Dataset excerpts
┌──

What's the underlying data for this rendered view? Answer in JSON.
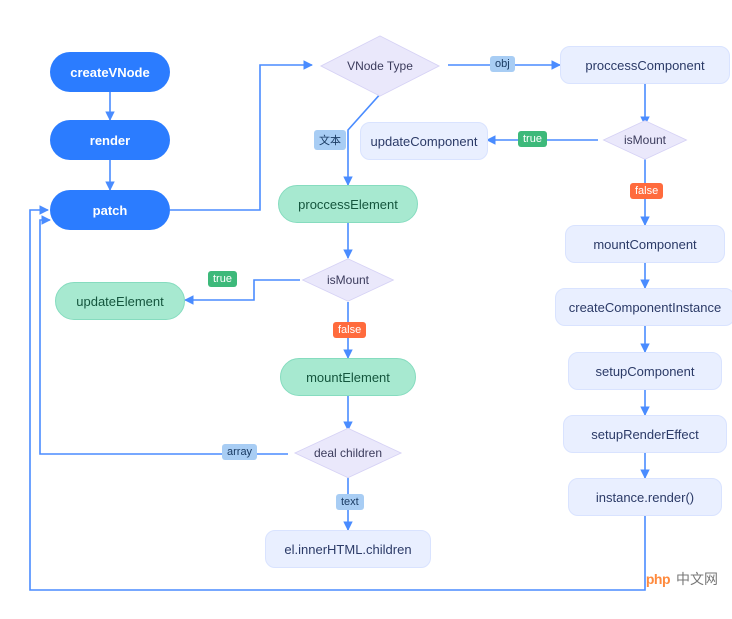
{
  "nodes": {
    "createVNode": "createVNode",
    "render": "render",
    "patch": "patch",
    "vnodeType": "VNode Type",
    "processComponent": "proccessComponent",
    "isMount_c": "isMount",
    "updateComponent": "updateComponent",
    "mountComponent": "mountComponent",
    "createComponentInstance": "createComponentInstance",
    "setupComponent": "setupComponent",
    "setupRenderEffect": "setupRenderEffect",
    "instanceRender": "instance.render()",
    "processElement": "proccessElement",
    "isMount_e": "isMount",
    "updateElement": "updateElement",
    "mountElement": "mountElement",
    "dealChildren": "deal children",
    "innerHTML": "el.innerHTML.children"
  },
  "labels": {
    "obj": "obj",
    "text_cn": "文本",
    "true1": "true",
    "false1": "false",
    "true2": "true",
    "false2": "false",
    "array": "array",
    "text_en": "text"
  },
  "watermark": {
    "php": "php",
    "cn": "中文网"
  },
  "chart_data": {
    "type": "flowchart",
    "title": "",
    "nodes": [
      {
        "id": "createVNode",
        "label": "createVNode",
        "shape": "pill",
        "color": "blue"
      },
      {
        "id": "render",
        "label": "render",
        "shape": "pill",
        "color": "blue"
      },
      {
        "id": "patch",
        "label": "patch",
        "shape": "pill",
        "color": "blue"
      },
      {
        "id": "vnodeType",
        "label": "VNode Type",
        "shape": "diamond"
      },
      {
        "id": "processComponent",
        "label": "proccessComponent",
        "shape": "rect"
      },
      {
        "id": "isMount_c",
        "label": "isMount",
        "shape": "diamond"
      },
      {
        "id": "updateComponent",
        "label": "updateComponent",
        "shape": "rect"
      },
      {
        "id": "mountComponent",
        "label": "mountComponent",
        "shape": "rect"
      },
      {
        "id": "createComponentInstance",
        "label": "createComponentInstance",
        "shape": "rect"
      },
      {
        "id": "setupComponent",
        "label": "setupComponent",
        "shape": "rect"
      },
      {
        "id": "setupRenderEffect",
        "label": "setupRenderEffect",
        "shape": "rect"
      },
      {
        "id": "instanceRender",
        "label": "instance.render()",
        "shape": "rect"
      },
      {
        "id": "processElement",
        "label": "proccessElement",
        "shape": "pill",
        "color": "green"
      },
      {
        "id": "isMount_e",
        "label": "isMount",
        "shape": "diamond"
      },
      {
        "id": "updateElement",
        "label": "updateElement",
        "shape": "pill",
        "color": "green"
      },
      {
        "id": "mountElement",
        "label": "mountElement",
        "shape": "pill",
        "color": "green"
      },
      {
        "id": "dealChildren",
        "label": "deal children",
        "shape": "diamond"
      },
      {
        "id": "innerHTML",
        "label": "el.innerHTML.children",
        "shape": "rect"
      }
    ],
    "edges": [
      {
        "from": "createVNode",
        "to": "render"
      },
      {
        "from": "render",
        "to": "patch"
      },
      {
        "from": "patch",
        "to": "vnodeType"
      },
      {
        "from": "vnodeType",
        "to": "processComponent",
        "label": "obj"
      },
      {
        "from": "vnodeType",
        "to": "processElement",
        "label": "文本"
      },
      {
        "from": "processComponent",
        "to": "isMount_c"
      },
      {
        "from": "isMount_c",
        "to": "updateComponent",
        "label": "true"
      },
      {
        "from": "isMount_c",
        "to": "mountComponent",
        "label": "false"
      },
      {
        "from": "mountComponent",
        "to": "createComponentInstance"
      },
      {
        "from": "createComponentInstance",
        "to": "setupComponent"
      },
      {
        "from": "setupComponent",
        "to": "setupRenderEffect"
      },
      {
        "from": "setupRenderEffect",
        "to": "instanceRender"
      },
      {
        "from": "instanceRender",
        "to": "patch"
      },
      {
        "from": "processElement",
        "to": "isMount_e"
      },
      {
        "from": "isMount_e",
        "to": "updateElement",
        "label": "true"
      },
      {
        "from": "isMount_e",
        "to": "mountElement",
        "label": "false"
      },
      {
        "from": "mountElement",
        "to": "dealChildren"
      },
      {
        "from": "dealChildren",
        "to": "innerHTML",
        "label": "text"
      },
      {
        "from": "dealChildren",
        "to": "patch",
        "label": "array"
      }
    ]
  }
}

└──

**GIVEN TASK**
Each line of the data is to be duplicated exactly; pictures stay out of the copy.

**RIGHT ANSWER**
What's the underlying data for this rendered view? Answer in JSON.
{
  "nodes": {
    "createVNode": "createVNode",
    "render": "render",
    "patch": "patch",
    "vnodeType": "VNode Type",
    "processComponent": "proccessComponent",
    "isMount_c": "isMount",
    "updateComponent": "updateComponent",
    "mountComponent": "mountComponent",
    "createComponentInstance": "createComponentInstance",
    "setupComponent": "setupComponent",
    "setupRenderEffect": "setupRenderEffect",
    "instanceRender": "instance.render()",
    "processElement": "proccessElement",
    "isMount_e": "isMount",
    "updateElement": "updateElement",
    "mountElement": "mountElement",
    "dealChildren": "deal children",
    "innerHTML": "el.innerHTML.children"
  },
  "labels": {
    "obj": "obj",
    "text_cn": "文本",
    "true1": "true",
    "false1": "false",
    "true2": "true",
    "false2": "false",
    "array": "array",
    "text_en": "text"
  },
  "watermark": {
    "php": "php",
    "cn": "中文网"
  },
  "chart_data": {
    "type": "flowchart",
    "title": "",
    "nodes": [
      {
        "id": "createVNode",
        "label": "createVNode",
        "shape": "pill",
        "color": "blue"
      },
      {
        "id": "render",
        "label": "render",
        "shape": "pill",
        "color": "blue"
      },
      {
        "id": "patch",
        "label": "patch",
        "shape": "pill",
        "color": "blue"
      },
      {
        "id": "vnodeType",
        "label": "VNode Type",
        "shape": "diamond"
      },
      {
        "id": "processComponent",
        "label": "proccessComponent",
        "shape": "rect"
      },
      {
        "id": "isMount_c",
        "label": "isMount",
        "shape": "diamond"
      },
      {
        "id": "updateComponent",
        "label": "updateComponent",
        "shape": "rect"
      },
      {
        "id": "mountComponent",
        "label": "mountComponent",
        "shape": "rect"
      },
      {
        "id": "createComponentInstance",
        "label": "createComponentInstance",
        "shape": "rect"
      },
      {
        "id": "setupComponent",
        "label": "setupComponent",
        "shape": "rect"
      },
      {
        "id": "setupRenderEffect",
        "label": "setupRenderEffect",
        "shape": "rect"
      },
      {
        "id": "instanceRender",
        "label": "instance.render()",
        "shape": "rect"
      },
      {
        "id": "processElement",
        "label": "proccessElement",
        "shape": "pill",
        "color": "green"
      },
      {
        "id": "isMount_e",
        "label": "isMount",
        "shape": "diamond"
      },
      {
        "id": "updateElement",
        "label": "updateElement",
        "shape": "pill",
        "color": "green"
      },
      {
        "id": "mountElement",
        "label": "mountElement",
        "shape": "pill",
        "color": "green"
      },
      {
        "id": "dealChildren",
        "label": "deal children",
        "shape": "diamond"
      },
      {
        "id": "innerHTML",
        "label": "el.innerHTML.children",
        "shape": "rect"
      }
    ],
    "edges": [
      {
        "from": "createVNode",
        "to": "render"
      },
      {
        "from": "render",
        "to": "patch"
      },
      {
        "from": "patch",
        "to": "vnodeType"
      },
      {
        "from": "vnodeType",
        "to": "processComponent",
        "label": "obj"
      },
      {
        "from": "vnodeType",
        "to": "processElement",
        "label": "文本"
      },
      {
        "from": "processComponent",
        "to": "isMount_c"
      },
      {
        "from": "isMount_c",
        "to": "updateComponent",
        "label": "true"
      },
      {
        "from": "isMount_c",
        "to": "mountComponent",
        "label": "false"
      },
      {
        "from": "mountComponent",
        "to": "createComponentInstance"
      },
      {
        "from": "createComponentInstance",
        "to": "setupComponent"
      },
      {
        "from": "setupComponent",
        "to": "setupRenderEffect"
      },
      {
        "from": "setupRenderEffect",
        "to": "instanceRender"
      },
      {
        "from": "instanceRender",
        "to": "patch"
      },
      {
        "from": "processElement",
        "to": "isMount_e"
      },
      {
        "from": "isMount_e",
        "to": "updateElement",
        "label": "true"
      },
      {
        "from": "isMount_e",
        "to": "mountElement",
        "label": "false"
      },
      {
        "from": "mountElement",
        "to": "dealChildren"
      },
      {
        "from": "dealChildren",
        "to": "innerHTML",
        "label": "text"
      },
      {
        "from": "dealChildren",
        "to": "patch",
        "label": "array"
      }
    ]
  }
}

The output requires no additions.